_WORK TO DO_. Using the data beneath, show every line that includes the word "which".

_Items from a dataset_.
____

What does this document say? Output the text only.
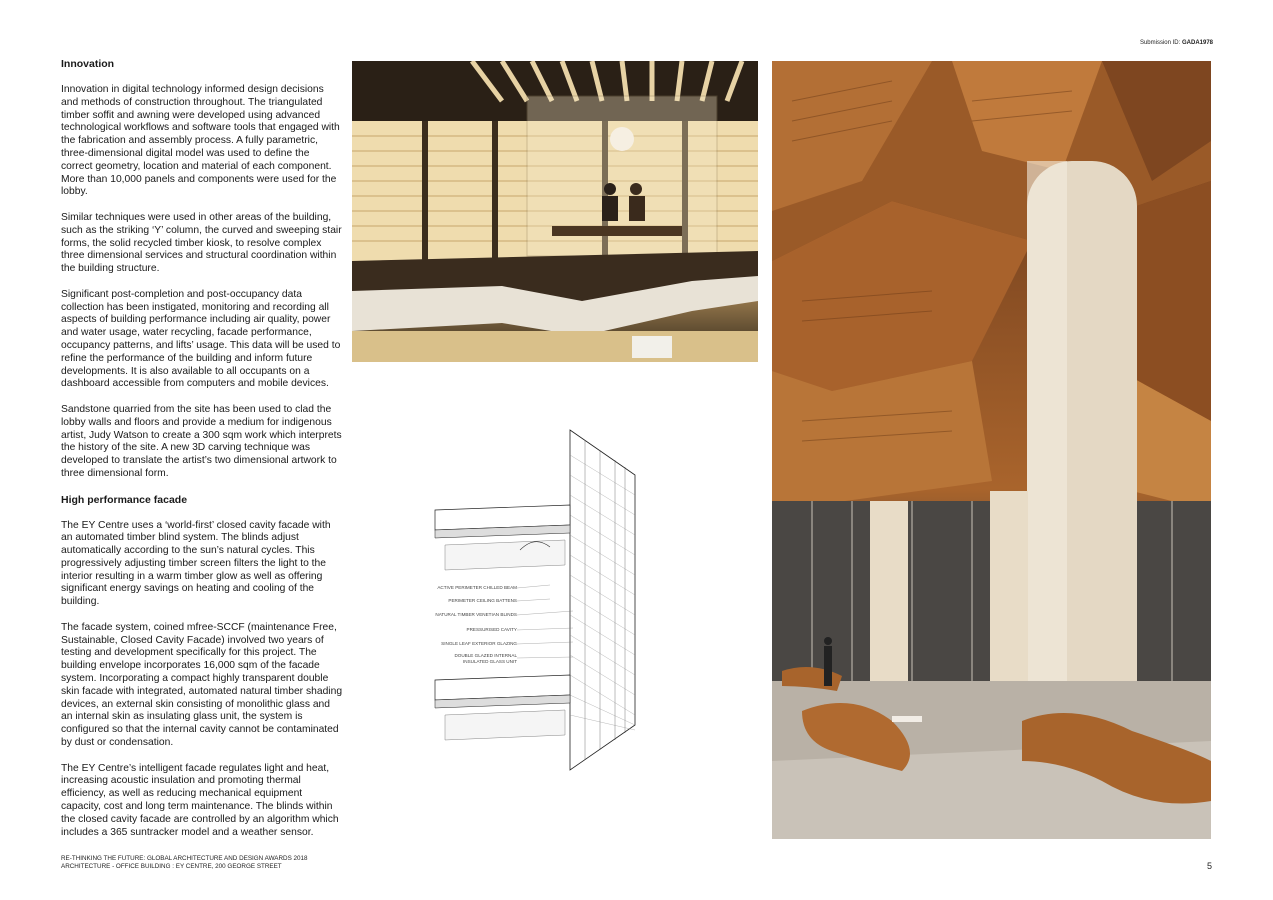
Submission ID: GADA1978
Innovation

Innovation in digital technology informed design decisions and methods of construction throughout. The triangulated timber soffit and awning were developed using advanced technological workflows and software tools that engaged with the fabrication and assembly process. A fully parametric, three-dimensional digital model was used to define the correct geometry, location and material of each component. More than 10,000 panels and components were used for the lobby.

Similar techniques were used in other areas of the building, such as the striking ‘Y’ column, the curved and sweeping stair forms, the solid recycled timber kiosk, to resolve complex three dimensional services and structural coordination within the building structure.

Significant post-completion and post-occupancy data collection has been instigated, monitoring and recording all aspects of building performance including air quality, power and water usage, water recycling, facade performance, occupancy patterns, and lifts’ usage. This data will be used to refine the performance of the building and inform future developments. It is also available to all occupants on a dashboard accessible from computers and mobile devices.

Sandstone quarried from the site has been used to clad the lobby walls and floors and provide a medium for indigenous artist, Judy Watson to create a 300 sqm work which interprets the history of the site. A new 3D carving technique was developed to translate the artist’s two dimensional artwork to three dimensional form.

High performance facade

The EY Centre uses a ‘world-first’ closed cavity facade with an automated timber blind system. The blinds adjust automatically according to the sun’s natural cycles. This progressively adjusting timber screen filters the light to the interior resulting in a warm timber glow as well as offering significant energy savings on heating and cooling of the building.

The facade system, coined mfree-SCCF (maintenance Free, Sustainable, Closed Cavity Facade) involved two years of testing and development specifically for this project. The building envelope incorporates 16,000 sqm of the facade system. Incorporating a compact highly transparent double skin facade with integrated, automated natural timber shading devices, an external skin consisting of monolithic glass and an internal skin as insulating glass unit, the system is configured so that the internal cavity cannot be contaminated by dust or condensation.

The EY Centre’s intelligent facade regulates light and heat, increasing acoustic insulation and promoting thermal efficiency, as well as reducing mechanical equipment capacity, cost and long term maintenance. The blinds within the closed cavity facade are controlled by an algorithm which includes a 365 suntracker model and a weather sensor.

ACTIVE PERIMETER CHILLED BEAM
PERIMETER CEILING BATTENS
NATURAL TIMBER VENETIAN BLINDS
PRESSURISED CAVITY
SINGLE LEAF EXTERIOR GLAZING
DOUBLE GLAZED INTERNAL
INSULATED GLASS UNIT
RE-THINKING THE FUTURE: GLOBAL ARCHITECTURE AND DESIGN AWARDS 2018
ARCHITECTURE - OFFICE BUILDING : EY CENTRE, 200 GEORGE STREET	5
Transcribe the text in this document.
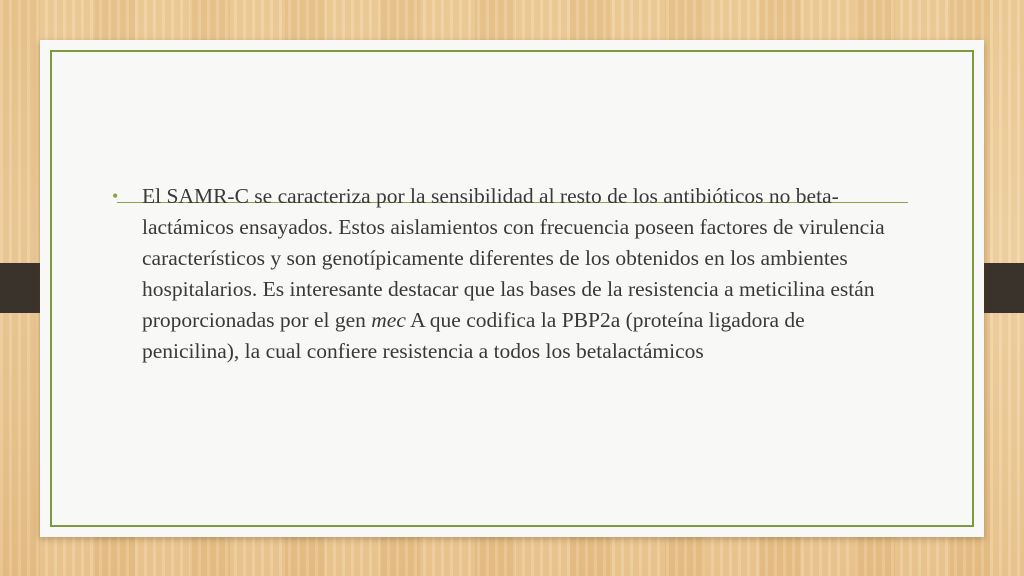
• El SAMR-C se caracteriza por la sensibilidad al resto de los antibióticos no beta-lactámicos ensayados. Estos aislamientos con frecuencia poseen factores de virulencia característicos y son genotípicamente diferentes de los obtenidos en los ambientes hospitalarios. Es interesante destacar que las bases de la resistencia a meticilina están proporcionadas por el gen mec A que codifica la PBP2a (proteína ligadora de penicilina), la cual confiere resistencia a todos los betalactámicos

____

_FULL ANSWER_.
Sandstone quarried from the site has been used to clad the lobby walls and floors and provide a medium for indigenous artist, Judy Watson to create a 300 sqm work which interprets the history of the site. A new 3D carving technique was developed to translate the artist’s two dimensional artwork to three dimensional form.
The EY Centre’s intelligent facade regulates light and heat, increasing acoustic insulation and promoting thermal efficiency, as well as reducing mechanical equipment capacity, cost and long term maintenance. The blinds within the closed cavity facade are controlled by an algorithm which includes a 365 suntracker model and a weather sensor.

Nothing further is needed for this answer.